• Extract:
No duplicate registration warnings. A fresh process has an empty `_projections` dictionary, so the stale-callback problem does not apply.

---

## Code analysis (our reading of the source — may be incomplete)

We traced the following in `oss-v23.10.2`. The structure appears unchanged through `v26.0.0`.

### Why the stale callback survives Stop

[`ProjectionManager.Stop()`](https://github.com/kurrent-io/KurrentDB/blob/oss-v23.10.2/src/EventStore.Projections.Core/Services/Management/ProjectionManager.cs#L230-L239) clears `_projections` ([L236](https://github.com/kurrent-io/KurrentDB/blob/oss-v23.10.2/src/EventStore.Projections.Core/Services/Management/ProjectionManager.cs#L236)) and drains `_ioDispatcher` ([L233](https://github.com/kurrent-io/KurrentDB/blob/oss-v23.10.2/src/EventStore.Projections.Core/Services/Management/ProjectionManager.cs#L233)), but the `$projections-$all` read is dispatched through [`_readForwardDispatcher`](https://github.com/kurrent-io/KurrentDB/blob/oss-v23.10.2/src/EventStore.Projections.Core/Services/Management/ProjectionManager.cs#L84) — a separate `RequestResponseDispatcher`. Its [`CancelAll()`](https://github.com/kurrent-io/KurrentDB/blob/oss-v23.10.2/src/EventStore.Core/Messaging/RequestResponseDispatcher.cs#L126) method exists but is never called from `Stop()`.

### Why the stale callback executes blindly

[`OnProjectionsListReadCompleted`](https://github.com/kurrent-io/KurrentDB/blob/oss-v23.10.2/src/EventStore.Projections.Core/Services/Management/ProjectionManager.cs#L721-L777) has no `_instanceCorrelationId` guard. Contrast with [`Handle(ComponentStarted)`](https://github.com/kurrent-io/KurrentDB/blob/oss-v23.10.2/src/EventStore.Projections.Core/ProjectionsSubsystem.cs#L242) at the Subsystem level, which discards stale messages via correlation check. The read callback processes events and calls [`CreateManagedProjectionInstance`](https://github.com/kurrent-io/KurrentDB/blob/oss-v23.10.2/src/EventStore.Projections.Core/Services/Management/ProjectionManager.cs#L1212-L1237) which writes to [`_projections`](https://github.com/kurrent-io/KurrentDB/blob/oss-v23.10.2/src/EventStore.Projections.Core/Services/Management/ProjectionManager.cs#L1237) regardless of subsystem state.

### Why the zombie entries can never be cleaned up

After the stale callback repopulates `_projections`, `_started` is still false (set by `Stop()` at [L231](https://github.com/kurrent-io/KurrentDB/blob/oss-v23.10.2/src/EventStore.Projections.Core/Services/Management/ProjectionManager.cs#L231)). Any subsequent `Handle(StopComponents)` checks [`if (!_started) return`](https://github.com/kurrent-io/KurrentDB/blob/oss-v23.10.2/src/EventStore.Projections.Core/Services/Management/ProjectionManager.cs#L205) and bails out without calling `Stop()` again — so `_projections.Clear()` is never reached.

• Problem to solve:
Reproduce the passage of the projection manager analysis that opens with the words "No duplicate registration" and closes with "may be incomplete)". The material after this text is not needed for this work.

• Information supplied:
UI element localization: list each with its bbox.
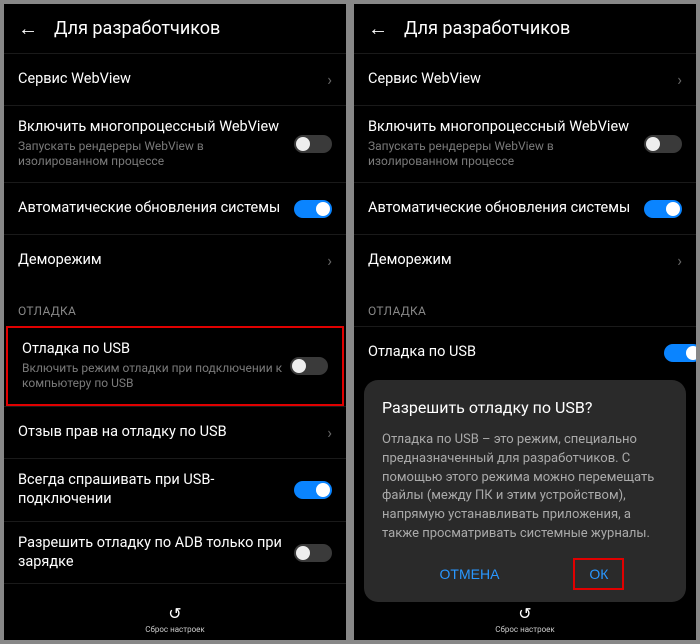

• The solution:
No duplicate registration warnings. A fresh process has an empty `_projections` dictionary, so the stale-callback problem does not apply.

---

## Code analysis (our reading of the source — may be incomplete)